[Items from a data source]

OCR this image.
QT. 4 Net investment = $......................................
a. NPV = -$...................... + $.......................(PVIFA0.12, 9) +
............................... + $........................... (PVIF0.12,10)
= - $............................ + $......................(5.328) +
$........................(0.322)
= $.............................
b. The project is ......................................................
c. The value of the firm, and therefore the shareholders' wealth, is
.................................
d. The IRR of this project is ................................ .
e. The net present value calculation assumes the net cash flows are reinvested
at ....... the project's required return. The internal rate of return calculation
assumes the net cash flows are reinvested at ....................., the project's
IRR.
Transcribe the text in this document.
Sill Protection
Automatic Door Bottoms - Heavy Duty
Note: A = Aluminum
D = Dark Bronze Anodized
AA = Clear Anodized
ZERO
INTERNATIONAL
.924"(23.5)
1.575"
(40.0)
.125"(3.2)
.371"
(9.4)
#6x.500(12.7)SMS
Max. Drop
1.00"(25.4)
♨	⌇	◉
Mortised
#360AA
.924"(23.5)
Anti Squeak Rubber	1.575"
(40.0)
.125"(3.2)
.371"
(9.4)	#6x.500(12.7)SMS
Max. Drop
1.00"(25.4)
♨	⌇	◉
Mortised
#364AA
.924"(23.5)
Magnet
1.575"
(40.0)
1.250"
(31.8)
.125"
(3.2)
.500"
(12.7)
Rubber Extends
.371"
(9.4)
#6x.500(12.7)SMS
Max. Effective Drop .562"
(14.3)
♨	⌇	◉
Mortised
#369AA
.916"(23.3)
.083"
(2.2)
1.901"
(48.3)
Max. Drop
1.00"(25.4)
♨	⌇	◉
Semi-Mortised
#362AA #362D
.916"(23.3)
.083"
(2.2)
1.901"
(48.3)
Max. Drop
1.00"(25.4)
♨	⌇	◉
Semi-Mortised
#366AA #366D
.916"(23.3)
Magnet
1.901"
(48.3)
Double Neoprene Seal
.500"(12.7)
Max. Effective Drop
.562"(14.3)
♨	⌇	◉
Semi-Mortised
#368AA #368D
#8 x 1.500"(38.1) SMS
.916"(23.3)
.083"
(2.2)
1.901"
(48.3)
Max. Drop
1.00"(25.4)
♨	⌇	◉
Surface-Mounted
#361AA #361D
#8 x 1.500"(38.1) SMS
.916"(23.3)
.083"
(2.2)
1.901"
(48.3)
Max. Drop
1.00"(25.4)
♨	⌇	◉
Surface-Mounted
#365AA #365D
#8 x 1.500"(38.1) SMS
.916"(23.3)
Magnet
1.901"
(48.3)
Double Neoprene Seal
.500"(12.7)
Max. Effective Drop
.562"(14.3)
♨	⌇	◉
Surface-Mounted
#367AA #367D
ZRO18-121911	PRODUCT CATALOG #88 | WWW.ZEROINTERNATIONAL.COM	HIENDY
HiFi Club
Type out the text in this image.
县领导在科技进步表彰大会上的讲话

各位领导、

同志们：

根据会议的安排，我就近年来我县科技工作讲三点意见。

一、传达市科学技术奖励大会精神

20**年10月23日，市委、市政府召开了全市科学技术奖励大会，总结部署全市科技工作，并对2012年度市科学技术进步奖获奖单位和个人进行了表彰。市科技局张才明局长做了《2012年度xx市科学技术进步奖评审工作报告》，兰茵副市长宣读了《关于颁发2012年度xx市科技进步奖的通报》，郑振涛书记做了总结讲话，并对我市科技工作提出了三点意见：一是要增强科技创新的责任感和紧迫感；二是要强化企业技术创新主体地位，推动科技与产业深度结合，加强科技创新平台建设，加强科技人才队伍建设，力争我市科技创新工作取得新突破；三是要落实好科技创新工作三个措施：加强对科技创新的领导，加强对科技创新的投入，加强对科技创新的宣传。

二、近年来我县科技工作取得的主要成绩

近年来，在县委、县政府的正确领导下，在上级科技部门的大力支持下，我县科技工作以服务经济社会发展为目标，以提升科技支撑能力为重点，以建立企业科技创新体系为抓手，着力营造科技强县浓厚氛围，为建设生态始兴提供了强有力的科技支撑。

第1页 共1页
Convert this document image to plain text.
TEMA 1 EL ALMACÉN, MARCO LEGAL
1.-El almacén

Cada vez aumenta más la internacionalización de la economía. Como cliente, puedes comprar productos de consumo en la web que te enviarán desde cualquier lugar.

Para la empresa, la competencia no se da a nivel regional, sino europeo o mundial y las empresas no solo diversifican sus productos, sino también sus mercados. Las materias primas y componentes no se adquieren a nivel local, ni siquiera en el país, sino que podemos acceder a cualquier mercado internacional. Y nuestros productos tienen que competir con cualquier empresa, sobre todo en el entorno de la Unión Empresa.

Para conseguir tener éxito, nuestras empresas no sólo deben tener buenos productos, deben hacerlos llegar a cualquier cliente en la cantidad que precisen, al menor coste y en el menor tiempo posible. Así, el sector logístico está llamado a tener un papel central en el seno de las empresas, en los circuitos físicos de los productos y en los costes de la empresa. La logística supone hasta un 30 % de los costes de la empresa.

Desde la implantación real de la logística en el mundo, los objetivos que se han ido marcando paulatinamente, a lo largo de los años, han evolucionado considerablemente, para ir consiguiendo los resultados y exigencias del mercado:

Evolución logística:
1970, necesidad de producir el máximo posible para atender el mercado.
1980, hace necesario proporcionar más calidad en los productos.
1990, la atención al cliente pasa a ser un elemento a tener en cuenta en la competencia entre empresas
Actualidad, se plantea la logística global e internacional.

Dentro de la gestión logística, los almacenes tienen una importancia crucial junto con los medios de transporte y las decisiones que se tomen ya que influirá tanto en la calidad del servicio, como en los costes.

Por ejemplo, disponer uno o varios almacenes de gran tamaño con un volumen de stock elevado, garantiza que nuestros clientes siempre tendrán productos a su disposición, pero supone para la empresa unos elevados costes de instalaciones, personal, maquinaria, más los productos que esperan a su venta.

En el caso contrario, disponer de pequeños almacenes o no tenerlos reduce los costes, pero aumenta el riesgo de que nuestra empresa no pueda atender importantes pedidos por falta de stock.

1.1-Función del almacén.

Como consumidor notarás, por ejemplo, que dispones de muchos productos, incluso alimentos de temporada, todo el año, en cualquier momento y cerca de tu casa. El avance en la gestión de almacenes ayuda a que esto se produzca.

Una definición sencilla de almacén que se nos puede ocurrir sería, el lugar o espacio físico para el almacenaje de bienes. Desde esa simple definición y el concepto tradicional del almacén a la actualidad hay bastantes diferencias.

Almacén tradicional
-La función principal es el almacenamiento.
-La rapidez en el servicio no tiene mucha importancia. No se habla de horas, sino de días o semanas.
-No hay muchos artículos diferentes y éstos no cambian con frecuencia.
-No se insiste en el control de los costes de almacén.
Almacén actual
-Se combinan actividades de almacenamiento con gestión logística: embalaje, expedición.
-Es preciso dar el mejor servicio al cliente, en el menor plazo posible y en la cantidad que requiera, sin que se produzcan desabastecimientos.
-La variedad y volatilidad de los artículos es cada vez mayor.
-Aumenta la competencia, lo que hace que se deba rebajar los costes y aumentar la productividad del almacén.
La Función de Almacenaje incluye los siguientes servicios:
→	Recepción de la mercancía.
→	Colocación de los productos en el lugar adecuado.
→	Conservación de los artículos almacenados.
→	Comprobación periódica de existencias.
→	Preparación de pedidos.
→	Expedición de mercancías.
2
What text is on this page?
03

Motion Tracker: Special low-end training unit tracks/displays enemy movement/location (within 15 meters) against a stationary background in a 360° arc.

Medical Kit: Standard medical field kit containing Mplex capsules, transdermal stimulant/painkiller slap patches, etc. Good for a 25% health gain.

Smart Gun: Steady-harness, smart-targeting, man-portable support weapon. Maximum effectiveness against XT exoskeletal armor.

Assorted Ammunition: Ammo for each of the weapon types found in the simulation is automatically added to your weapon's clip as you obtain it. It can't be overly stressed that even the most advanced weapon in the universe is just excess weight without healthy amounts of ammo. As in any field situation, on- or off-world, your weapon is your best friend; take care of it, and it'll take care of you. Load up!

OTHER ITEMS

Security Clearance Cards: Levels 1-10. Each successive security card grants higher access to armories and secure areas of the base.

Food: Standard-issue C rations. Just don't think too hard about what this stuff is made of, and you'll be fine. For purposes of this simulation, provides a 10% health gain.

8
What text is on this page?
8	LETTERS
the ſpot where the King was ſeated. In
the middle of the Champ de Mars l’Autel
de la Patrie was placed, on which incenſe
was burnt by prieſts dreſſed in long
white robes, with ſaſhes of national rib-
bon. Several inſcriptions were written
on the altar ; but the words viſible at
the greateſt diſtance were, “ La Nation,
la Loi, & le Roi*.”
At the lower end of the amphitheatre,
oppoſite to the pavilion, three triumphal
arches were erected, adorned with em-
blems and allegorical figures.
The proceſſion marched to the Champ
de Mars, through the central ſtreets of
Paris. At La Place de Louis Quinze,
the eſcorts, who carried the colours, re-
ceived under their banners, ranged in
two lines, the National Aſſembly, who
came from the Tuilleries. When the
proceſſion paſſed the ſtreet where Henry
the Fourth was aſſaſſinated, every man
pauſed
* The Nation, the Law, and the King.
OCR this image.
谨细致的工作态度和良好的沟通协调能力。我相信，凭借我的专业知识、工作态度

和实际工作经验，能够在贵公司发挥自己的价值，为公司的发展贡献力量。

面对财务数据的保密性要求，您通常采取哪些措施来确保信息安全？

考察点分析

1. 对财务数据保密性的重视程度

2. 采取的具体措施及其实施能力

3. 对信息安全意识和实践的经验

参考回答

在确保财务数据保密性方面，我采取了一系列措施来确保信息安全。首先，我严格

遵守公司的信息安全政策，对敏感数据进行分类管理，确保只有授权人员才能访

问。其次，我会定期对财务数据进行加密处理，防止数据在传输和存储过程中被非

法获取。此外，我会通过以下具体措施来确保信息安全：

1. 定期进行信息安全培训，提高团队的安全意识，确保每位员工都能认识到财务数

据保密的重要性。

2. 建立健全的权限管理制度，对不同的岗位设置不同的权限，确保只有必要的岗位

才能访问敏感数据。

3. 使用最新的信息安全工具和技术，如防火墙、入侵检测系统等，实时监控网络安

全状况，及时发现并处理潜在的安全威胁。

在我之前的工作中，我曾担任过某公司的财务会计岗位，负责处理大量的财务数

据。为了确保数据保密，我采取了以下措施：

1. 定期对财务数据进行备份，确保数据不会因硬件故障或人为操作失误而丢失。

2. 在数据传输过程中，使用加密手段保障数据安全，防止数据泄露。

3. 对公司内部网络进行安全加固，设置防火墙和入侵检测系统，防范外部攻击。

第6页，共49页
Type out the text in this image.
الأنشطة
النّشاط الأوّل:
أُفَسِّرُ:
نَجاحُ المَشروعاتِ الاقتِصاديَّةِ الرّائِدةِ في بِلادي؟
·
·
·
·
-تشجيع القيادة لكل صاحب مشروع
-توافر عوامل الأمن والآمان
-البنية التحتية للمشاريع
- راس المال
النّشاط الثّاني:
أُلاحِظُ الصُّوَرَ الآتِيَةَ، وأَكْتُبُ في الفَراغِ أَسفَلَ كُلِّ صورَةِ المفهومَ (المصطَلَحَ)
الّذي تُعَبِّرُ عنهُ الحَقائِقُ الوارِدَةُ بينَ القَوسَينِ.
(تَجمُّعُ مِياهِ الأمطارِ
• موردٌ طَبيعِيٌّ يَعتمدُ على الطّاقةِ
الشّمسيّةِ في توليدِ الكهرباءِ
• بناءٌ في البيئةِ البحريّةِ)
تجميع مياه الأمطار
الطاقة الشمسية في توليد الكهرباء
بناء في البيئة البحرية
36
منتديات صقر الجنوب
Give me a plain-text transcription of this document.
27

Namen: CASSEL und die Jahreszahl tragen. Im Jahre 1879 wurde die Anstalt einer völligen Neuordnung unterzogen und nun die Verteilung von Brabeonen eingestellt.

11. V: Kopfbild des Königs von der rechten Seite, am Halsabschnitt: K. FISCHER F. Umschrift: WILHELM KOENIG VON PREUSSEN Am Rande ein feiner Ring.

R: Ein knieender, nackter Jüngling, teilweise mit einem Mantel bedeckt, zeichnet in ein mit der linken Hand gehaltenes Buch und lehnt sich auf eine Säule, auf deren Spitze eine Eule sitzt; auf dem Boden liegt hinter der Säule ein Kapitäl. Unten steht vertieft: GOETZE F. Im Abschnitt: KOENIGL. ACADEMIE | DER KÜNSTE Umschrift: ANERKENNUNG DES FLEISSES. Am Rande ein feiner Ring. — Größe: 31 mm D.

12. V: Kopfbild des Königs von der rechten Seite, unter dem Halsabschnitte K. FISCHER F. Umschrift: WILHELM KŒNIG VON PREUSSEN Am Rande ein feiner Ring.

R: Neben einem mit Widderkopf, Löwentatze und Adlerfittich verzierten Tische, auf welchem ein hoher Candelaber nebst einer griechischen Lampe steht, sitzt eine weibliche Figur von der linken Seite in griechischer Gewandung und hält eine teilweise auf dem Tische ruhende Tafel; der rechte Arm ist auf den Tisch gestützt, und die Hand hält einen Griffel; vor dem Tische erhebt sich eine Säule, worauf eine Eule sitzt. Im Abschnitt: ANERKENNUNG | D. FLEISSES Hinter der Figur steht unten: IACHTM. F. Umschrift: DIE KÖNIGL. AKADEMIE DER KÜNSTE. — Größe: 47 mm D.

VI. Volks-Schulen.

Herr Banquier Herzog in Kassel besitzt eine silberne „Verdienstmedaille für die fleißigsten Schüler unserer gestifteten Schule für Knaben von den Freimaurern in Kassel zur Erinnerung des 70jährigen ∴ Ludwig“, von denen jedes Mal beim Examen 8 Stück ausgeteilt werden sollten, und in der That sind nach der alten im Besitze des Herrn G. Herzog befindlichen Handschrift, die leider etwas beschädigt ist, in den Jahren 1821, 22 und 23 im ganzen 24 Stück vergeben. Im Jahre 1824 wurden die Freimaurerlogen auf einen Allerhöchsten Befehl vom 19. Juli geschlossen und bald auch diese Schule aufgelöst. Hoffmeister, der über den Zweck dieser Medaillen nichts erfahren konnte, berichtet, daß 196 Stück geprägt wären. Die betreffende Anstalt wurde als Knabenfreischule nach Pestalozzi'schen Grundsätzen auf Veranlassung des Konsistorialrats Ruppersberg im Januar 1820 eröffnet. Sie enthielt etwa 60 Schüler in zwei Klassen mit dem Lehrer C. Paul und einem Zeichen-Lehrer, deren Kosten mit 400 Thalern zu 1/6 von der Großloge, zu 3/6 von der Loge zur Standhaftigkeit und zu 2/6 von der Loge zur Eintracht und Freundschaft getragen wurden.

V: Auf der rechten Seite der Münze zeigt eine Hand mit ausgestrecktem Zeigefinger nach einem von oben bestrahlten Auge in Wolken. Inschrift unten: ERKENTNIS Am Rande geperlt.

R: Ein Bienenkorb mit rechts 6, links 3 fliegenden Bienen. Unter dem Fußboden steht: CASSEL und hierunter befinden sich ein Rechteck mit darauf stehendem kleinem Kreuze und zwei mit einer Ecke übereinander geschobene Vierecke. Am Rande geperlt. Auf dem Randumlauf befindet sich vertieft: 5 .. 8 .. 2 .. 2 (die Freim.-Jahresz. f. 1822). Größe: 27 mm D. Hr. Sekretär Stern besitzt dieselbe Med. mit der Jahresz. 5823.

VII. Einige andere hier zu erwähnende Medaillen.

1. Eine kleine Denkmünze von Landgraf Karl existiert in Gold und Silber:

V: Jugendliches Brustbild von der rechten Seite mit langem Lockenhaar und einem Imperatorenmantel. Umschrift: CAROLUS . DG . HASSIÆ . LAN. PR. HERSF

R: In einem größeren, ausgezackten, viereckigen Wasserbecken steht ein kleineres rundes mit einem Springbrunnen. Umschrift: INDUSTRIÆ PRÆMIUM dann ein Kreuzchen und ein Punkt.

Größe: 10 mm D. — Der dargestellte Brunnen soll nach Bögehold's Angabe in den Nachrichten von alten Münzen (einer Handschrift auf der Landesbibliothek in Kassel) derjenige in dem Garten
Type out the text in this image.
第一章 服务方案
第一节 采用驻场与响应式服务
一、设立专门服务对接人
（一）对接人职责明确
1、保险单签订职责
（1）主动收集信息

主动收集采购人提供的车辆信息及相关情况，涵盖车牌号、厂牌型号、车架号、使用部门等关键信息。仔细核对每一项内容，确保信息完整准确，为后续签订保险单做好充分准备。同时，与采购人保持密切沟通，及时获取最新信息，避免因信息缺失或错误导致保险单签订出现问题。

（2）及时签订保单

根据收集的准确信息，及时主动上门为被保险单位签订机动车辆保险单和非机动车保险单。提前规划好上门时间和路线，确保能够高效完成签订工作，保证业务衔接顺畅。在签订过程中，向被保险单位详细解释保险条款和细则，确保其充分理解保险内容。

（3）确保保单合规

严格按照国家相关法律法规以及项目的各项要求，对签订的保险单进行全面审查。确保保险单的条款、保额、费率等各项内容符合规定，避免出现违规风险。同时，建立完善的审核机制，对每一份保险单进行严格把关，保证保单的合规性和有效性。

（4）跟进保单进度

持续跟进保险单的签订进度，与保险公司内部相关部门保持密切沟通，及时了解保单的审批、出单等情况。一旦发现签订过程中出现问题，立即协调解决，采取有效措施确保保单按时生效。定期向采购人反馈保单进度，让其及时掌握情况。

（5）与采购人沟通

**TASK OBJECTIVE:**
List the lines that contain the word "Medaillen".

**OUTPUT:**
Herr Banquier Herzog in Kassel besitzt eine silberne „Verdienstmedaille für die fleißigsten Schüler unserer gestifteten Schule für Knaben von den Freimaurern in Kassel zur Erinnerung des 70jährigen ∴ Ludwig“, von denen jedes Mal beim Examen 8 Stück ausgeteilt werden sollten, und in der That sind nach der alten im Besitze des Herrn G. Herzog befindlichen Handschrift, die leider etwas beschädigt ist, in den Jahren 1821, 22 und 23 im ganzen 24 Stück vergeben. Im Jahre 1824 wurden die Freimaurerlogen auf einen Allerhöchsten Befehl vom 19. Juli geschlossen und bald auch diese Schule aufgelöst. Hoffmeister, der über den Zweck dieser Medaillen nichts erfahren konnte, berichtet, daß 196 Stück geprägt wären. Die betreffende Anstalt wurde als Knabenfreischule nach Pestalozzi'schen Grundsätzen auf Veranlassung des Konsistorialrats Ruppersberg im Januar 1820 eröffnet. Sie enthielt etwa 60 Schüler in zwei Klassen mit dem Lehrer C. Paul und einem Zeichen-Lehrer, deren Kosten mit 400 Thalern zu 1/6 von der Großloge, zu 3/6 von der Loge zur Standhaftigkeit und zu 2/6 von der Loge zur Eintracht und Freundschaft getragen wurden.
VII. Einige andere hier zu erwähnende Medaillen.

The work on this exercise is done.